[start of EXTRACT TO READ]

[Llvm-bgq-discuss] trouble with latest clang install

Fri Feb 21 02:48:10 CST 2014

----- Original Message -----
> From: "John A. Biddiscombe" <biddisco at cscs.ch>
> To: "Hal Finkel" <hfinkel at anl.gov>
> Cc: llvm-bgq-discuss at lists.alcf.anl.gov
> Sent: Friday, February 21, 2014 1:13:30 AM
> Subject: RE: [Llvm-bgq-discuss] trouble with latest clang install
> 
> Hal,
> 
> Just as an update, we tracked down the cause of the (2nd) crash that
> I was getting and it turned out to be a stack overflow in the HPX
> initialization which was fixed by setting some hpx flags.
> Hello world programs are running, but I've yet to test my newly
> rewritten main program - that should happen soon.
> 
> One thing I ought to mention is that although I'm compiling code to
> run on CNK, I'm also compiling code to run on the IO nodes which run
> linux. If there are flags which set CNK specific options that would
> break a linux (Red hat enterprise 6.4) build then do please warn me
> so that I can make sure I set things appropriately. In actual fact
> the majority of my code is running on IO nodes at the moment so it's
> more important for me to get things right there.

[end of EXTRACT TO READ]
[start of EXTRACTED MATERIAL]

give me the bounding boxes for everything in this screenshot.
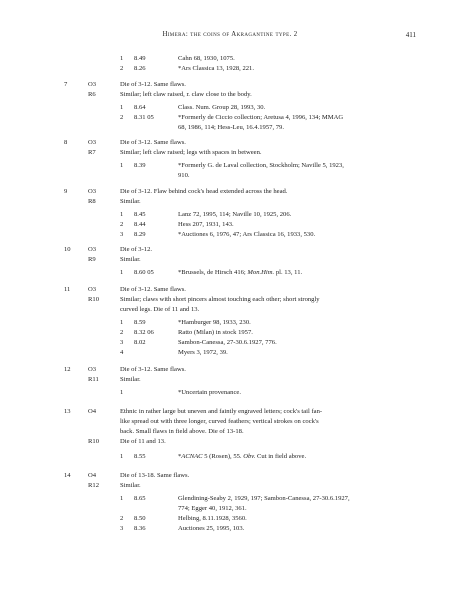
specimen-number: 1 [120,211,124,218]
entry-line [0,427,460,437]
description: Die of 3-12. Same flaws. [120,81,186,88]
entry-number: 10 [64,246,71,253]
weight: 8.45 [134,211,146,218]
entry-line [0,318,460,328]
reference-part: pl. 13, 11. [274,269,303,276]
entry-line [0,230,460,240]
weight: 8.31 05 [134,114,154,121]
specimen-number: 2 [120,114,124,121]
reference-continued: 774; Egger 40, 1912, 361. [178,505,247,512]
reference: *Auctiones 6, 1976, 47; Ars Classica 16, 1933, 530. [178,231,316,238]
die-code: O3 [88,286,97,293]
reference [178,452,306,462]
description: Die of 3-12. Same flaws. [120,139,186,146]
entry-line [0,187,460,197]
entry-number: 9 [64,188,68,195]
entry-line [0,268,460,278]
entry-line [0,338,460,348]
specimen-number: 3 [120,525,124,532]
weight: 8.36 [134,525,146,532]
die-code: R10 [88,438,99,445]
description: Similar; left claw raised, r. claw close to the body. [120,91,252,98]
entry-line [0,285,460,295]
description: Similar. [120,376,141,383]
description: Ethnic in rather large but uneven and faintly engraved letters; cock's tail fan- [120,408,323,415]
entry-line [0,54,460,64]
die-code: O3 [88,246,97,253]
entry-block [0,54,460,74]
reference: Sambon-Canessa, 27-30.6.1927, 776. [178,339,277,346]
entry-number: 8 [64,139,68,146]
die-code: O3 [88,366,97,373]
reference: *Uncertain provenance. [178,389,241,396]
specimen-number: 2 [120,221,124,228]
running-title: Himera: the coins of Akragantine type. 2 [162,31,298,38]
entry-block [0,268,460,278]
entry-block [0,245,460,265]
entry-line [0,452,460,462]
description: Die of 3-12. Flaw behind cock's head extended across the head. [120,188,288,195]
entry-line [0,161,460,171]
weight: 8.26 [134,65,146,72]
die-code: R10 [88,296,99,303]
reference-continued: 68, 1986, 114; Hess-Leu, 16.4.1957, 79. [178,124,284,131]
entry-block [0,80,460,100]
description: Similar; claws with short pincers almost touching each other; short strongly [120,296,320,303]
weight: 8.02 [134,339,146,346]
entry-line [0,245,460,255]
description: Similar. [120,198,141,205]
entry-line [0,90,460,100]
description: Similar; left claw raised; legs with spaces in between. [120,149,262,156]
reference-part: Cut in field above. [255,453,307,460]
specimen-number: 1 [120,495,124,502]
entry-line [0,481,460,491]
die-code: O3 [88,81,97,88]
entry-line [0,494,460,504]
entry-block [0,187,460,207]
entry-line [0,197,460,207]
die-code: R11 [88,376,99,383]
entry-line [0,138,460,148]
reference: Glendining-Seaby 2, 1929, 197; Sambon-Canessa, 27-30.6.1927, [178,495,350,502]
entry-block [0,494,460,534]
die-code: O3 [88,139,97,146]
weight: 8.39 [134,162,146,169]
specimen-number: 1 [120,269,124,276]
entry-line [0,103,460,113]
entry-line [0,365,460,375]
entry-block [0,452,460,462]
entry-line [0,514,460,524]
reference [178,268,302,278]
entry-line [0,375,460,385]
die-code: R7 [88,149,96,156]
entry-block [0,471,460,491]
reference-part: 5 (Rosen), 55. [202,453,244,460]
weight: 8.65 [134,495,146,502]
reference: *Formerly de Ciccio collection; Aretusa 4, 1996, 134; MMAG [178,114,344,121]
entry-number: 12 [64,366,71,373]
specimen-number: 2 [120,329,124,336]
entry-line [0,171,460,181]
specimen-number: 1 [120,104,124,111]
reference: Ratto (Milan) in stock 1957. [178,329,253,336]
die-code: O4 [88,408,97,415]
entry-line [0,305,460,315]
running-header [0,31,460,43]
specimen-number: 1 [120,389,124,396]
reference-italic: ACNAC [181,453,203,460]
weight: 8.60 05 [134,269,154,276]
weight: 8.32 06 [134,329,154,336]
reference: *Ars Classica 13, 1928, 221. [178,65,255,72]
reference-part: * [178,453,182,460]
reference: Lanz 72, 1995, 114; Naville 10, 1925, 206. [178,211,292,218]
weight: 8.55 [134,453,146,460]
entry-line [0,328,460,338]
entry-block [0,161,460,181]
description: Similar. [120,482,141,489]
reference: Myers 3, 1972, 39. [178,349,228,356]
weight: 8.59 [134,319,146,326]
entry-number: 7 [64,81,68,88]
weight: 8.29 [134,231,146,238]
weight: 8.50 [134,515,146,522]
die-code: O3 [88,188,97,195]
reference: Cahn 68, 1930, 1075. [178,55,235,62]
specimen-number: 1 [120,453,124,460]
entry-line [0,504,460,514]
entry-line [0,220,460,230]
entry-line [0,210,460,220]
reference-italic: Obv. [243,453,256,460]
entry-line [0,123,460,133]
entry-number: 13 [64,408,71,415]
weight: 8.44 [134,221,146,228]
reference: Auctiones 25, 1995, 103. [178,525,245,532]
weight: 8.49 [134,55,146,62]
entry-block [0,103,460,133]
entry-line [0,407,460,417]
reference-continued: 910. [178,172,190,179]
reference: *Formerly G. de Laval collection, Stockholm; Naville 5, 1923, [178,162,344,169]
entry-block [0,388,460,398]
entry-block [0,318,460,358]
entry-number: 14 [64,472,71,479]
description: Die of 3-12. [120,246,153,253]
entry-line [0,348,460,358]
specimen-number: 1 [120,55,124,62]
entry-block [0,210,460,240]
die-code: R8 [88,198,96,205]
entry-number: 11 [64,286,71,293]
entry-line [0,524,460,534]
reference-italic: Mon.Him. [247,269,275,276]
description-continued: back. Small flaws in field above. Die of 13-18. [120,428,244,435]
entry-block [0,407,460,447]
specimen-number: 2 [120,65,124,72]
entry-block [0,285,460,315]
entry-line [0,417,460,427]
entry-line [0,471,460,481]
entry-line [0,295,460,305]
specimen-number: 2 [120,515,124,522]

[end of EXTRACTED MATERIAL]

**REQUIREMENTS:**
(a) According to the clang install message, what caused the second crash?
(b) Write the next part of the clang install message, starting after its last sentence.
You won't need the records for this.

**ANSWER SET:**
(a) A stack overflow in the HPX initialization, which was fixed by setting some hpx flags.

(b)
> 
> Everything is running as expected at the moment. (NB. I'm compiling
> my code using cmake and the bgclang++11 wrappers, and setting all
> the mpi stuff 'by hand' so NOT using the mpiclang++11 wrappers
> [mpi=mvapich on the IONs]).

Interesting. If you're compiling for the IONs you should pass -mllvm -qpx-stack-unaligned (this tells the backend that the stack is only 16-byte aligned, not 32-byte aligned as under CNK -- sorry, I know this is badly named) and either turn off QPX generation with -mno-qpx or force dynamic stack relocation in all functions with -mllvm -ppc-always-use-base-pointer. Unless you really need QPX on the IONs, then I recommend just turning it off because forcing dynamic stack relocation in all functions will slow everything else down.

 -Hal

> 
> yours
> 
> JB
> 
> > -----Original Message-----
> > From: llvm-bgq-discuss-bounces at lists.alcf.anl.gov
> > [mailto:llvm-bgq-discuss-
> > bounces at lists.alcf.anl.gov] On Behalf Of Hal Finkel
> > Sent: 20 February 2014 22:40
> > To: Thomas Gooding
> > Cc: llvm-bgq-discuss at lists.alcf.anl.gov
> > Subject: Re: [Llvm-bgq-discuss] trouble with latest clang install
> > 
> > ----- Original Message -----
> > > From: "Thomas Gooding" <tgooding at us.ibm.com>
> > > To: "Hal Finkel" <hfinkel at anl.gov>
> > > Cc: llvm-bgq-discuss at lists.alcf.anl.gov, "thom heller"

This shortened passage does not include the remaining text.